Aim of the task: Write the material out again in full, word for word. Do not include the pictures.

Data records

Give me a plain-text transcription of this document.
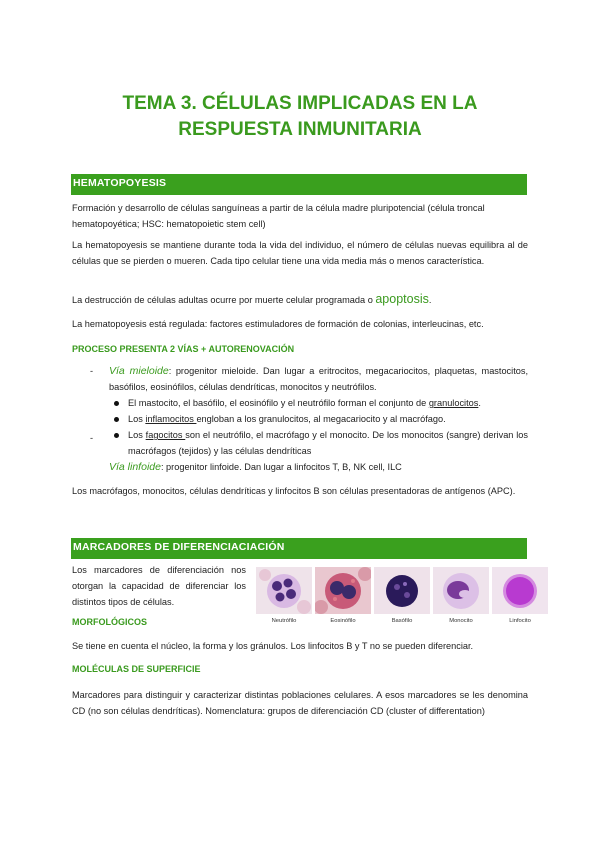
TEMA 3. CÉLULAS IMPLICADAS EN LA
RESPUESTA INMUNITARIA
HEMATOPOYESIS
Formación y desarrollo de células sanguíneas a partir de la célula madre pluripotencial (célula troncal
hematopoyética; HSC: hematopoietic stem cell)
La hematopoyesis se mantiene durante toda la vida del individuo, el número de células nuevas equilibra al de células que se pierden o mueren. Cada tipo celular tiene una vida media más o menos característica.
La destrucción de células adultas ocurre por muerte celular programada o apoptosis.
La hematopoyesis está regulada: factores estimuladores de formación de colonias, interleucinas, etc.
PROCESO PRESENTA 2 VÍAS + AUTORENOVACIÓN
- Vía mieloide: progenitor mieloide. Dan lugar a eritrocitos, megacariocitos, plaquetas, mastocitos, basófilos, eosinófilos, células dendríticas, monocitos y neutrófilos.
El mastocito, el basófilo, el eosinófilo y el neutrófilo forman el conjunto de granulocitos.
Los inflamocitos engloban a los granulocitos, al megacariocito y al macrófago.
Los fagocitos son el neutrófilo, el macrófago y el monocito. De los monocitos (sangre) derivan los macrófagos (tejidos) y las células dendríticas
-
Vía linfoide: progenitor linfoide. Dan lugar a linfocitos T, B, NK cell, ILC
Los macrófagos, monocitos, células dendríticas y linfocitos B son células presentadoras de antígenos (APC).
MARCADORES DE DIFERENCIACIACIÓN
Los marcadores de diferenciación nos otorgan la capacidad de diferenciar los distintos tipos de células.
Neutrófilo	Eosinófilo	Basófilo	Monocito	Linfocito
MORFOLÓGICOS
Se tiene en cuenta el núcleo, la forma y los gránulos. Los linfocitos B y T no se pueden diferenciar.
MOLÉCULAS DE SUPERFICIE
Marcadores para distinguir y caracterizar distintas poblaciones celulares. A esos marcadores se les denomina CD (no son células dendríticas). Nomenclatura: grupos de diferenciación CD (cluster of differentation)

In response:
Give me a plain-text transcription of this document.
TEMA 3. CÉLULAS IMPLICADAS EN LA
RESPUESTA INMUNITARIA
HEMATOPOYESIS
Formación y desarrollo de células sanguíneas a partir de la célula madre pluripotencial (célula troncal
hematopoyética; HSC: hematopoietic stem cell)
La hematopoyesis se mantiene durante toda la vida del individuo, el número de células nuevas equilibra al de células que se pierden o mueren. Cada tipo celular tiene una vida media más o menos característica.
La destrucción de células adultas ocurre por muerte celular programada o apoptosis.
La hematopoyesis está regulada: factores estimuladores de formación de colonias, interleucinas, etc.
PROCESO PRESENTA 2 VÍAS + AUTORENOVACIÓN
- Vía mieloide: progenitor mieloide. Dan lugar a eritrocitos, megacariocitos, plaquetas, mastocitos, basófilos, eosinófilos, células dendríticas, monocitos y neutrófilos.
El mastocito, el basófilo, el eosinófilo y el neutrófilo forman el conjunto de granulocitos.
Los inflamocitos engloban a los granulocitos, al megacariocito y al macrófago.
Los fagocitos son el neutrófilo, el macrófago y el monocito. De los monocitos (sangre) derivan los macrófagos (tejidos) y las células dendríticas
-
Vía linfoide: progenitor linfoide. Dan lugar a linfocitos T, B, NK cell, ILC
Los macrófagos, monocitos, células dendríticas y linfocitos B son células presentadoras de antígenos (APC).
MARCADORES DE DIFERENCIACIACIÓN
Los marcadores de diferenciación nos otorgan la capacidad de diferenciar los distintos tipos de células.
Neutrófilo	Eosinófilo	Basófilo	Monocito	Linfocito
MORFOLÓGICOS
Se tiene en cuenta el núcleo, la forma y los gránulos. Los linfocitos B y T no se pueden diferenciar.
MOLÉCULAS DE SUPERFICIE
Marcadores para distinguir y caracterizar distintas poblaciones celulares. A esos marcadores se les denomina CD (no son células dendríticas). Nomenclatura: grupos de diferenciación CD (cluster of differentation)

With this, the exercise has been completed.